EXERCISE INPUT:
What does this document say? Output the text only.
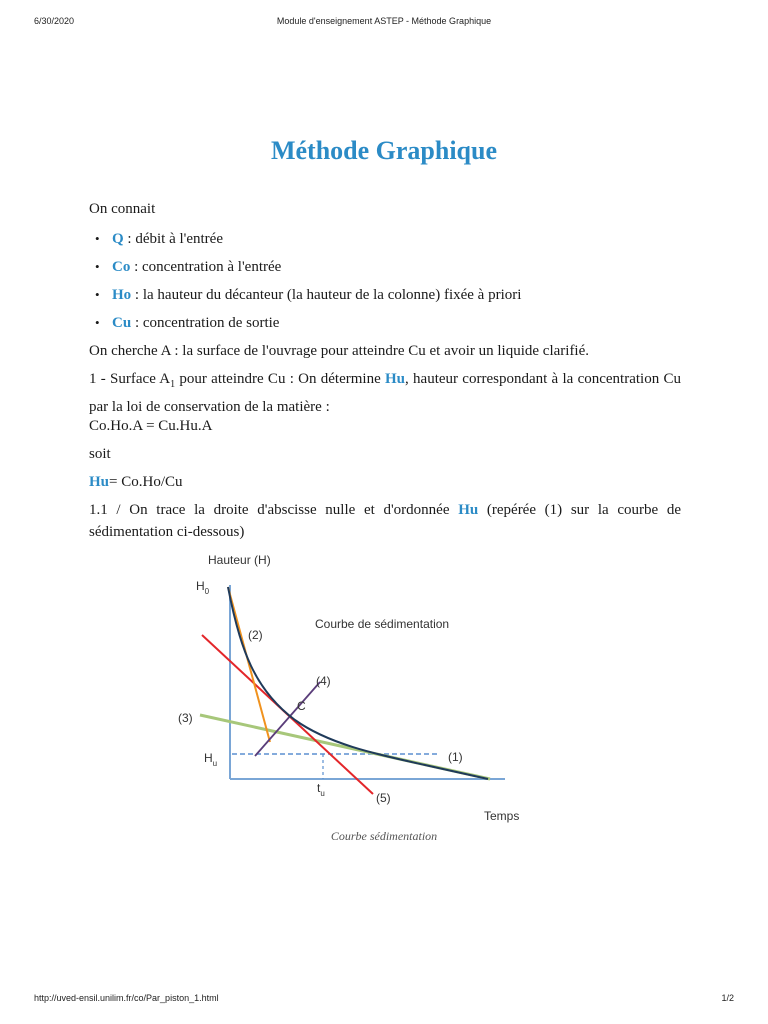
6/30/2020	Module d'enseignement ASTEP - Méthode Graphique
Méthode Graphique
On connait
• Q : débit à l'entrée
• Co : concentration à l'entrée
• Ho : la hauteur du décanteur (la hauteur de la colonne) fixée à priori
• Cu : concentration de sortie
On cherche A : la surface de l'ouvrage pour atteindre Cu et avoir un liquide clarifié.
1 - Surface $A_1$ pour atteindre Cu : On détermine Hu, hauteur correspondant à la concentration Cu par la loi de conservation de la matière :
Co.Ho.A = Cu.Hu.A
soit
Hu= Co.Ho/Cu
1.1 / On trace la droite d'abscisse nulle et d'ordonnée Hu (repérée (1) sur la courbe de sédimentation ci-dessous)
Hauteur (H)
$H_0$
$H_u$
$t_u$
Temps
Courbe de sédimentation
C
(1)
(2)
(3)
(4)
(5)
Courbe sédimentation
http://uved-ensil.unilim.fr/co/Par_piston_1.html	1/2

PROBLEM REQUIREMENTS:
Find the lines with the string "sédimentation" and reproduce them.

RIGHT ANSWER:
1.1 / On trace la droite d'abscisse nulle et d'ordonnée Hu (repérée (1) sur la courbe de sédimentation ci-dessous)
Courbe de sédimentation
Courbe sédimentation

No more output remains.